- **TASK REQUIREMENTS**
Reproduce all lines of the listing below in which the word "kengaytmasida" occurs.

[Collection entries]
********************

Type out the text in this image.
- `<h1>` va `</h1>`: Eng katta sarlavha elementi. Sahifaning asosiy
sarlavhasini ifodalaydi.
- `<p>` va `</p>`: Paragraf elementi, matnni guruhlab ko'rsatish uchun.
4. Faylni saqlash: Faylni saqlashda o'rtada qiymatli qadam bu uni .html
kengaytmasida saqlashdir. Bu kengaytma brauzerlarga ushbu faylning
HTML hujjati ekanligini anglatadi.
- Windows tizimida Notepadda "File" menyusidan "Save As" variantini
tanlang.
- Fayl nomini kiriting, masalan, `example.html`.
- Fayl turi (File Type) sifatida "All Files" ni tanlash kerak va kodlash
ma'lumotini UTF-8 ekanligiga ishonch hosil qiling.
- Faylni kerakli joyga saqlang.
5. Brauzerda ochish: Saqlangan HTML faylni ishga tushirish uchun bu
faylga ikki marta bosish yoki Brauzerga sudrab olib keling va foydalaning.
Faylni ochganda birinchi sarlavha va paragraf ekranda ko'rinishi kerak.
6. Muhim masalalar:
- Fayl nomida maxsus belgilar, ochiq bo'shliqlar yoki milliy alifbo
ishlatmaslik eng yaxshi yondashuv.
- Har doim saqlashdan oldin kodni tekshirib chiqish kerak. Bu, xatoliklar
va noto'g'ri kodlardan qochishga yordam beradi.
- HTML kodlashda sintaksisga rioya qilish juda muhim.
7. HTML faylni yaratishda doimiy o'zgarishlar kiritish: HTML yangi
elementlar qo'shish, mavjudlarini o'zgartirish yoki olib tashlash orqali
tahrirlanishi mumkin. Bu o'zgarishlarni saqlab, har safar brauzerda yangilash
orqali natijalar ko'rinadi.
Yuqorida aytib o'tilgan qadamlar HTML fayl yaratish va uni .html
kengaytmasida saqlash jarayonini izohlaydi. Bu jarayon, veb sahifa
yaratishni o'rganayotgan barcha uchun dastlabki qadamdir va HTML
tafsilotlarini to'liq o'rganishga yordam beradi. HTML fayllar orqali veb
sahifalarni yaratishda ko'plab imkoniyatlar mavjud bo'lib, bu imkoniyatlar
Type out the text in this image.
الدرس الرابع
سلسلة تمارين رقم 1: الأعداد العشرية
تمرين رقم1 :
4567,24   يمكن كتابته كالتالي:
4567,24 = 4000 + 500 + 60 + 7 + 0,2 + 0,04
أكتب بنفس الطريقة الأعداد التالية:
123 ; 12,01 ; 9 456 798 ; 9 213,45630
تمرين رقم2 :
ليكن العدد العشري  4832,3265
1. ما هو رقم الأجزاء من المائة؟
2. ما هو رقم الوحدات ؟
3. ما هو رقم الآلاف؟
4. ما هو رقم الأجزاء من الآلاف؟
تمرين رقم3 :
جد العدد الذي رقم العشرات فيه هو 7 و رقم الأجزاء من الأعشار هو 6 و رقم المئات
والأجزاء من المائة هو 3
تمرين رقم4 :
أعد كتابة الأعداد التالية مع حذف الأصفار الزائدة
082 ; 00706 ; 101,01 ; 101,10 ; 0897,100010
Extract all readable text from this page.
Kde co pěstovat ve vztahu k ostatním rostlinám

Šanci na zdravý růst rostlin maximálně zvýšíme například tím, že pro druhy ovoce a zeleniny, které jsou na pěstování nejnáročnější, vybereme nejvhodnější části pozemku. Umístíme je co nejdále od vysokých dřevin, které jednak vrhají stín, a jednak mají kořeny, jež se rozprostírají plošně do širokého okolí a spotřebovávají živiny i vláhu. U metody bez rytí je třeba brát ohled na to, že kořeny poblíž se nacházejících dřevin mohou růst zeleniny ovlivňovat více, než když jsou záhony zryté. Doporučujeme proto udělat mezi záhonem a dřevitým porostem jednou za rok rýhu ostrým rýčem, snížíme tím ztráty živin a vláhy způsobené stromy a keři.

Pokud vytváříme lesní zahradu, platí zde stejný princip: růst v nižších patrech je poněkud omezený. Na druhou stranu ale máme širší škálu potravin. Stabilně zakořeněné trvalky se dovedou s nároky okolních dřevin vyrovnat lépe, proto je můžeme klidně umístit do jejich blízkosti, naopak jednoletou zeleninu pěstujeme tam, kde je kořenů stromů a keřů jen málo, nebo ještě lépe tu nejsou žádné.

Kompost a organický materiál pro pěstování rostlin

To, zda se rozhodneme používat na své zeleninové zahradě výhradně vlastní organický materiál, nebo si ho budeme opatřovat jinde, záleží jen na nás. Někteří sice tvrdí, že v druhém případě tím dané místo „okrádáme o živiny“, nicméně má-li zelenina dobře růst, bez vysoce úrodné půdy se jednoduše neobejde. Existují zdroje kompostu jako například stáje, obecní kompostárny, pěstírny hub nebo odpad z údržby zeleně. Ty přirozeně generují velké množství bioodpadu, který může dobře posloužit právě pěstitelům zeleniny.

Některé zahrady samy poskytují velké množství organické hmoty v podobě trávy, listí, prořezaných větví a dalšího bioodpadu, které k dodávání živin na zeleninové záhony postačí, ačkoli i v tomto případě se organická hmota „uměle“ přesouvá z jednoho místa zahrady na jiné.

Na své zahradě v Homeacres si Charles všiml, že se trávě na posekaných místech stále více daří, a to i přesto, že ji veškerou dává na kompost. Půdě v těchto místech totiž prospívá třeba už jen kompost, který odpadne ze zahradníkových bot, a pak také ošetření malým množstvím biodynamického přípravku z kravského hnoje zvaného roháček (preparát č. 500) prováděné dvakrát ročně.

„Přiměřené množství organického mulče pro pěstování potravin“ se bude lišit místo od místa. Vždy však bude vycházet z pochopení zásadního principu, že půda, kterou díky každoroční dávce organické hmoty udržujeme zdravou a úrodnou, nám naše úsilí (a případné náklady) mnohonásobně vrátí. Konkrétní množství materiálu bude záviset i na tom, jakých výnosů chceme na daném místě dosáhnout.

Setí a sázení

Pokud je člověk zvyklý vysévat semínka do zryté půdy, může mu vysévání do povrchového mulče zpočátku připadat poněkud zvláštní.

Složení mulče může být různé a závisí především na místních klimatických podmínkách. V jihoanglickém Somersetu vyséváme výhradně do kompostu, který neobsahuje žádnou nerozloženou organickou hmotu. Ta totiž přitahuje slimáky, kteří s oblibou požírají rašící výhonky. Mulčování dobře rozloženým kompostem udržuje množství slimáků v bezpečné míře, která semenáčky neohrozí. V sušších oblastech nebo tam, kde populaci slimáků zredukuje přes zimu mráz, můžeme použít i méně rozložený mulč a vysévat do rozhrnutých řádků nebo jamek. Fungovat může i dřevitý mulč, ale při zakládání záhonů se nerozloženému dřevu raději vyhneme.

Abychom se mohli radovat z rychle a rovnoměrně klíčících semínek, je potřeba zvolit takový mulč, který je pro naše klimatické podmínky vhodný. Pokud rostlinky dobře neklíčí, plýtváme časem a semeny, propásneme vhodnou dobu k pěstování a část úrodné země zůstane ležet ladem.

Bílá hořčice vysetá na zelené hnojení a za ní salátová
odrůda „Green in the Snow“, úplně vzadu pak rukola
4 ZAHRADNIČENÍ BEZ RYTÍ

********************

- **EXERCISE ANSWER**
kengaytmasida saqlashdir. Bu kengaytma brauzerlarga ushbu faylning
kengaytmasida saqlash jarayonini izohlaydi. Bu jarayon, veb sahifa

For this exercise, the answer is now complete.